Count lines holding the word "JSON". Only the number is wanted.

───── EXTRACTED ENTRIES

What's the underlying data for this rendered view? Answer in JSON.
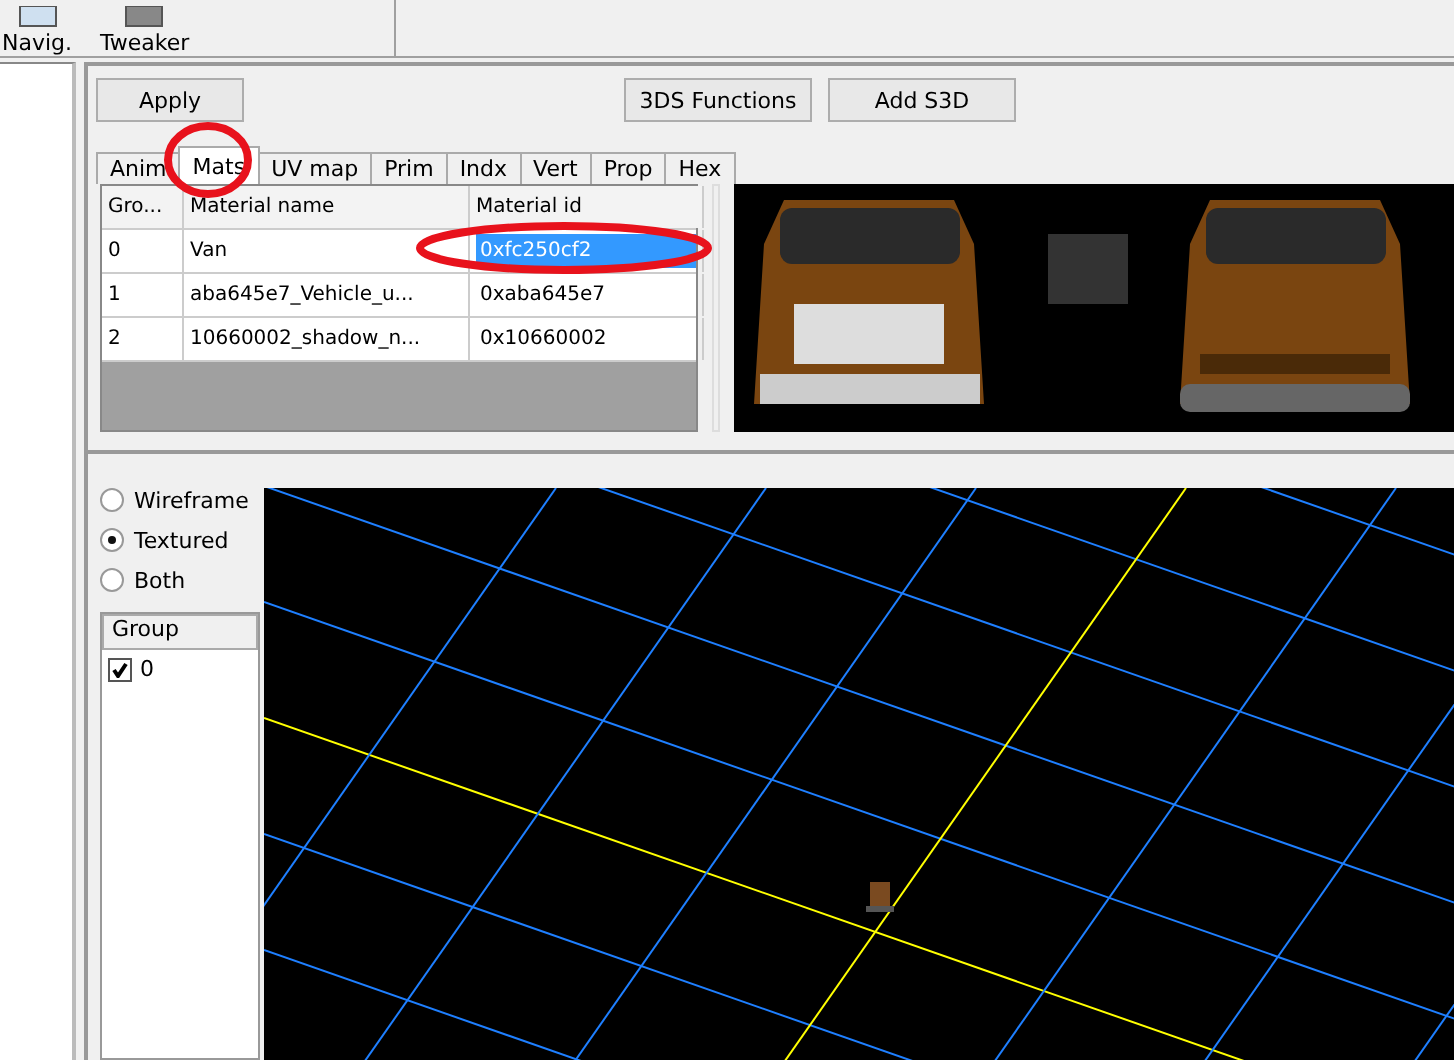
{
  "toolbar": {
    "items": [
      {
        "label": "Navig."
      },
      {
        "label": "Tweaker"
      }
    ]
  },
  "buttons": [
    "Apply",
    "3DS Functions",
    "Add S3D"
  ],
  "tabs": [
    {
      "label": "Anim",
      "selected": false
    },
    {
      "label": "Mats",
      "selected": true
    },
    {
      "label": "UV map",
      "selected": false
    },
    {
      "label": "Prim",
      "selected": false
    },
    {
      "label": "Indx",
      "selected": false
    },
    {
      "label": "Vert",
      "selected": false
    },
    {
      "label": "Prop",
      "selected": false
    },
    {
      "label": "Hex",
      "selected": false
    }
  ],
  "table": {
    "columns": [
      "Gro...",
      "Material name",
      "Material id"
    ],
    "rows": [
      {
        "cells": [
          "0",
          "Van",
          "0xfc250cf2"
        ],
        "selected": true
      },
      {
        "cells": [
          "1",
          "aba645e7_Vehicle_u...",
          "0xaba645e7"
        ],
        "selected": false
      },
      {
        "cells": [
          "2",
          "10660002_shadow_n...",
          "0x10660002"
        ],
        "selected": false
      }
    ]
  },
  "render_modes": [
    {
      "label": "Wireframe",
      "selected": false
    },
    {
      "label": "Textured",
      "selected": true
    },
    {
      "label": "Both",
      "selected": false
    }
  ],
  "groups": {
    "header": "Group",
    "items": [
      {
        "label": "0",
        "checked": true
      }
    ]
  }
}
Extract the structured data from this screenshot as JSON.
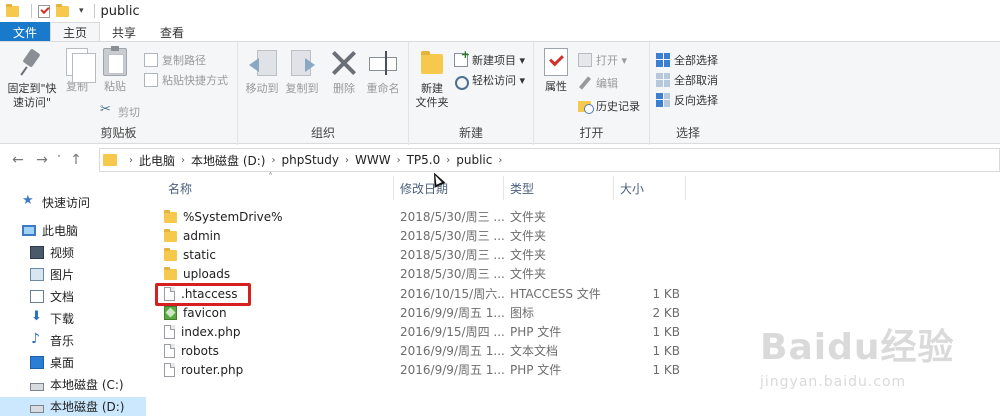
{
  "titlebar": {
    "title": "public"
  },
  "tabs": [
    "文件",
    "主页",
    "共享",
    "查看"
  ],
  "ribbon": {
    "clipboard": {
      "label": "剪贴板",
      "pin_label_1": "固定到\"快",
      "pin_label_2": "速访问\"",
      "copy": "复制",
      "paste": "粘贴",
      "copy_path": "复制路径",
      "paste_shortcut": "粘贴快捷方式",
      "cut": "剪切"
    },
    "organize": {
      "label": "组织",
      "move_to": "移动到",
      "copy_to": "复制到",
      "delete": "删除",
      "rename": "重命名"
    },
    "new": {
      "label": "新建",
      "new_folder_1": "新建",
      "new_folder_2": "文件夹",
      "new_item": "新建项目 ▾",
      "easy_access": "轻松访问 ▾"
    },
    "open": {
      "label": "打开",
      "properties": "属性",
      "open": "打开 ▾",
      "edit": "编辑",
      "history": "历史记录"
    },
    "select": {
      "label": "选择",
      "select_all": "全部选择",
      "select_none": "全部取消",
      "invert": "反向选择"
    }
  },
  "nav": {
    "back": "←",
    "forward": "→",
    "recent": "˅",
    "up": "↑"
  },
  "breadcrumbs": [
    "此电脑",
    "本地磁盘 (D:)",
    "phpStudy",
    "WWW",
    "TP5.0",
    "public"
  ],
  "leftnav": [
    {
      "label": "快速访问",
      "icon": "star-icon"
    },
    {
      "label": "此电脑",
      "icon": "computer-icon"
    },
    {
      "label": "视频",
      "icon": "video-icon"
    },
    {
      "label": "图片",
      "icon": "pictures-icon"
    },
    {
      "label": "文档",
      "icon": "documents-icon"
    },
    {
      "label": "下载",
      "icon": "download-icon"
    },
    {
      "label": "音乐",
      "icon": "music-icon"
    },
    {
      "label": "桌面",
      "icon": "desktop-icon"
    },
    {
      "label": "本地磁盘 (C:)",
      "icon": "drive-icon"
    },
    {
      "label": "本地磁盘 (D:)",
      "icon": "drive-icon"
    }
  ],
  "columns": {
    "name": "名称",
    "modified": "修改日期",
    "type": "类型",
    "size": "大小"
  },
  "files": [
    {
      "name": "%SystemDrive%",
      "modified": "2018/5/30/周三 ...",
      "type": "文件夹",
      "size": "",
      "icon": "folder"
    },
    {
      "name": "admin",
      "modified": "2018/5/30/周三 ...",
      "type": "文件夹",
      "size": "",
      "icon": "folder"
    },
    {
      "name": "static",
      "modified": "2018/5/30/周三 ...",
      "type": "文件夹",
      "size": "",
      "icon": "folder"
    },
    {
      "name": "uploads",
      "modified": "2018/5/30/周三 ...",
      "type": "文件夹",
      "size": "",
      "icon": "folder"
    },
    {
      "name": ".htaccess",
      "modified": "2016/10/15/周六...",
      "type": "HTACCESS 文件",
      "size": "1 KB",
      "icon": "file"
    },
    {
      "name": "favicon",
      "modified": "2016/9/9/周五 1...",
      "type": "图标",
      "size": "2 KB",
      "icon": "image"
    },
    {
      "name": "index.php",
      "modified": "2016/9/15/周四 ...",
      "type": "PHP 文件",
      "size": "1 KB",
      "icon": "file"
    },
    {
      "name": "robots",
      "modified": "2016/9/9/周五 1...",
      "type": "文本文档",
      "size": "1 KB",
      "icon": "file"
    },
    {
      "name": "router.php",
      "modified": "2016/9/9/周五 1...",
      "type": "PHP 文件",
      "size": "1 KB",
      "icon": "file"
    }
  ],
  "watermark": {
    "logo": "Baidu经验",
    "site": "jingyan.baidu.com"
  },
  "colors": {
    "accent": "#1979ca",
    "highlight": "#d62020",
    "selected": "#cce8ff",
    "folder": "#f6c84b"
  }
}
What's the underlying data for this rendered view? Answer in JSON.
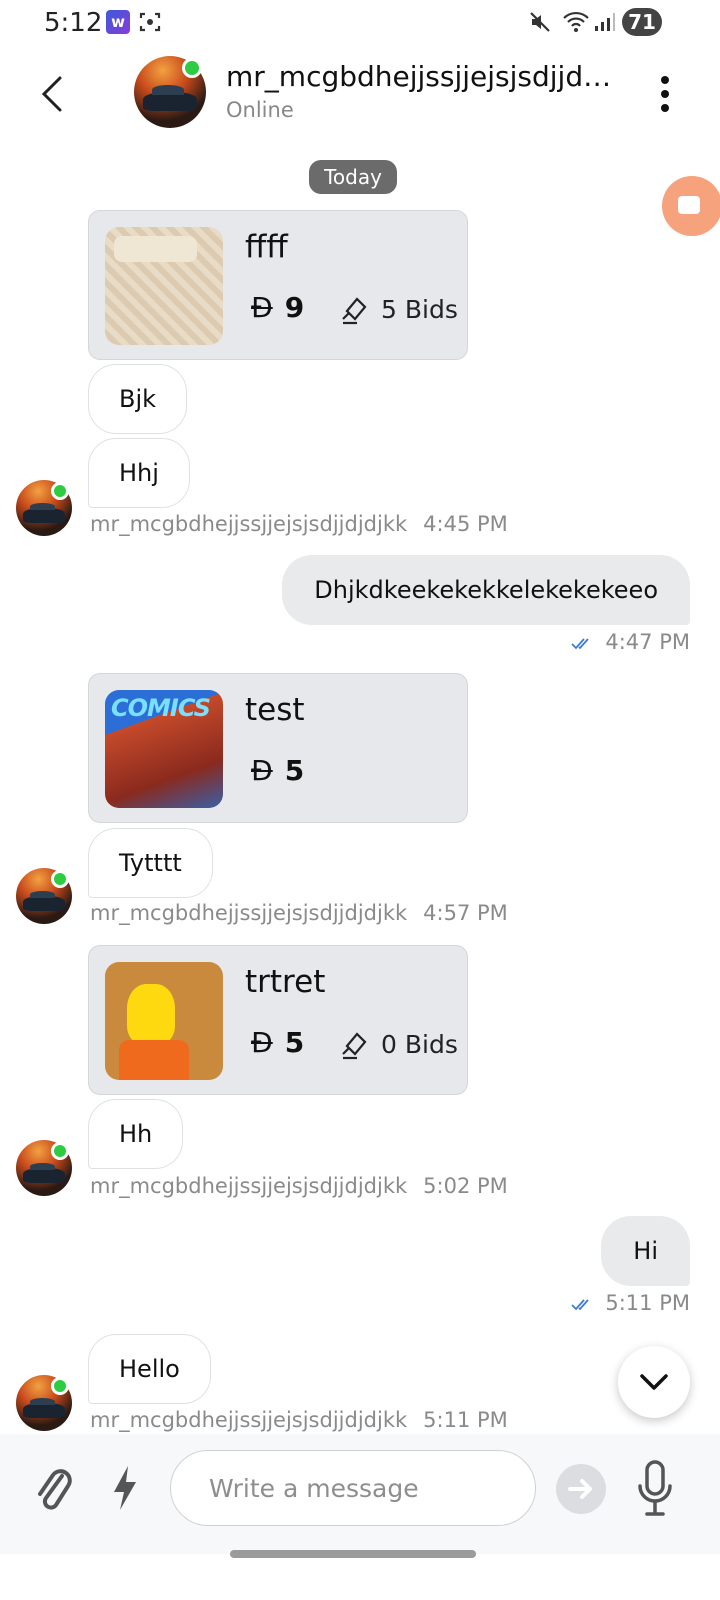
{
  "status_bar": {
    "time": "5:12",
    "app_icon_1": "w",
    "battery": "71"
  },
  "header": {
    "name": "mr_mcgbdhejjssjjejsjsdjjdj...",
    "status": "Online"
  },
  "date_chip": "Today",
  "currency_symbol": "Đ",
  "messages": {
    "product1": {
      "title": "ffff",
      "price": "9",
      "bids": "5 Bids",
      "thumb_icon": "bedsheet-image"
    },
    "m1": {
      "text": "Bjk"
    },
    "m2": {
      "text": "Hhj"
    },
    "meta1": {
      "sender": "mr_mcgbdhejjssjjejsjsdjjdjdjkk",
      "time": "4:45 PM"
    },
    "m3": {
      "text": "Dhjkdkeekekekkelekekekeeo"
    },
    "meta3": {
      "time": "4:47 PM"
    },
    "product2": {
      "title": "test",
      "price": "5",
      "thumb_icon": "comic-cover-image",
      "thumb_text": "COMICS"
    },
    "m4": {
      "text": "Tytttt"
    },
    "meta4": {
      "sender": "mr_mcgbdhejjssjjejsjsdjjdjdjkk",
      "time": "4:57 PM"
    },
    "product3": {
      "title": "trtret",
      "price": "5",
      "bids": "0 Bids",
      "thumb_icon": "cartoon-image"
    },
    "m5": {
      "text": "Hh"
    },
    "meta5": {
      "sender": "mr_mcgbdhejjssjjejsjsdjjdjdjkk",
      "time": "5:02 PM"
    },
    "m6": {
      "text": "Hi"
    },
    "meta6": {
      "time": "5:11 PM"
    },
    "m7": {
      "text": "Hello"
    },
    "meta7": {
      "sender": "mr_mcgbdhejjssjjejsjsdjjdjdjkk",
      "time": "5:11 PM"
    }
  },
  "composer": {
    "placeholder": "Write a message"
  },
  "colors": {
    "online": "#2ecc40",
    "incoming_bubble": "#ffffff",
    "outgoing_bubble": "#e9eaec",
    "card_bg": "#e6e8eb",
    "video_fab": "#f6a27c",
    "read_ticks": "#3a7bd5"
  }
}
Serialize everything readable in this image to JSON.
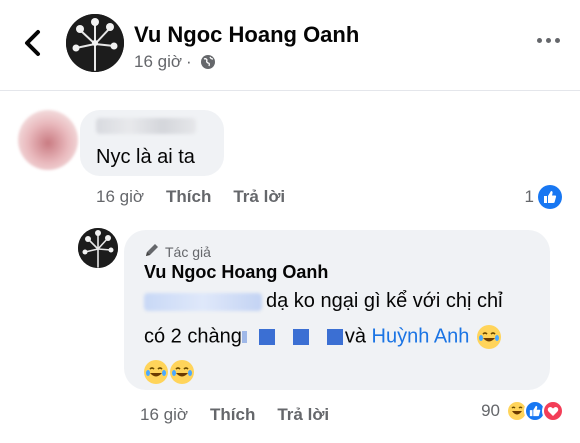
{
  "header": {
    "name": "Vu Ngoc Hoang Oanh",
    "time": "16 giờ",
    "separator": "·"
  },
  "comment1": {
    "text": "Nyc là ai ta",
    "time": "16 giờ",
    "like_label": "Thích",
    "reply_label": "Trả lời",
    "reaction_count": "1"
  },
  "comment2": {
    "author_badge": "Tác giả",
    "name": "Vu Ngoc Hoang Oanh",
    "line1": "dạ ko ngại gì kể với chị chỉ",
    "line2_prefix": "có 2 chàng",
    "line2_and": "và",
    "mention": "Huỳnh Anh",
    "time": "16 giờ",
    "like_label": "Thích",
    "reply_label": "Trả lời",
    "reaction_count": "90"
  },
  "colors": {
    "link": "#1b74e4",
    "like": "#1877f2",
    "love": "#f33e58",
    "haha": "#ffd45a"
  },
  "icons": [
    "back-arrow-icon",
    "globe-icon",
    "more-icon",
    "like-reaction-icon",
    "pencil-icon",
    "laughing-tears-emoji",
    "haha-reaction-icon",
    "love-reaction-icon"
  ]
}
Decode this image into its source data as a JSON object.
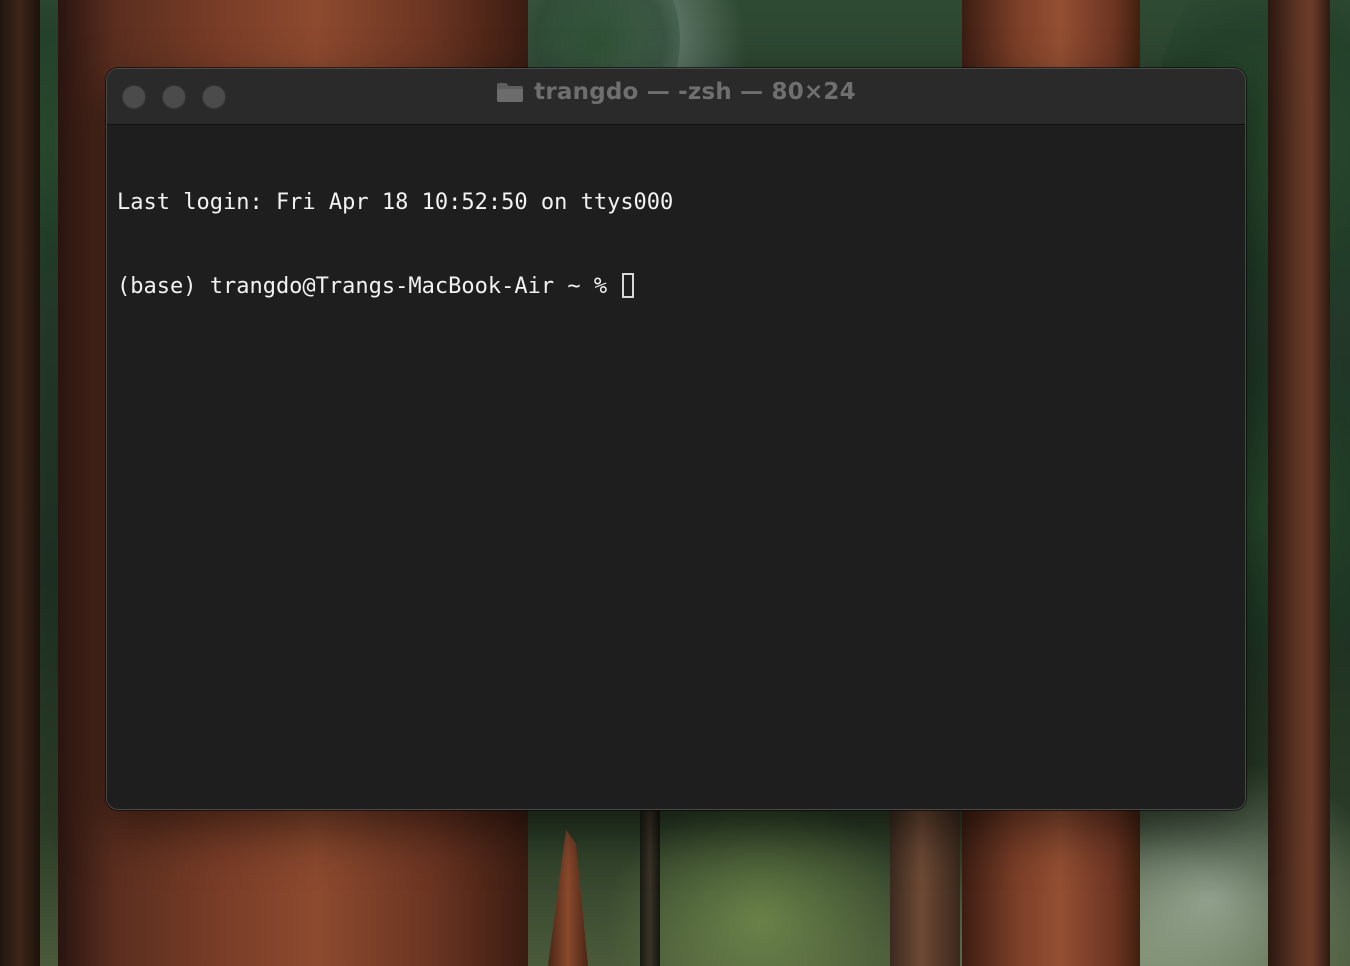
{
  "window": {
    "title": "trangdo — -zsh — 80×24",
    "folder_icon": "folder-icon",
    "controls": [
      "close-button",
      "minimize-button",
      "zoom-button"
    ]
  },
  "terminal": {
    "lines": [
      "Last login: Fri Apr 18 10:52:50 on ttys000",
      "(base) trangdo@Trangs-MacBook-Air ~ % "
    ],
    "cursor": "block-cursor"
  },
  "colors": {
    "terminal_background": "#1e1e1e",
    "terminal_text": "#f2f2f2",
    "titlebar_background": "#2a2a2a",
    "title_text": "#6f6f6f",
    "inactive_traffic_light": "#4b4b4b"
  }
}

──────────

### FULL ANSWER:
5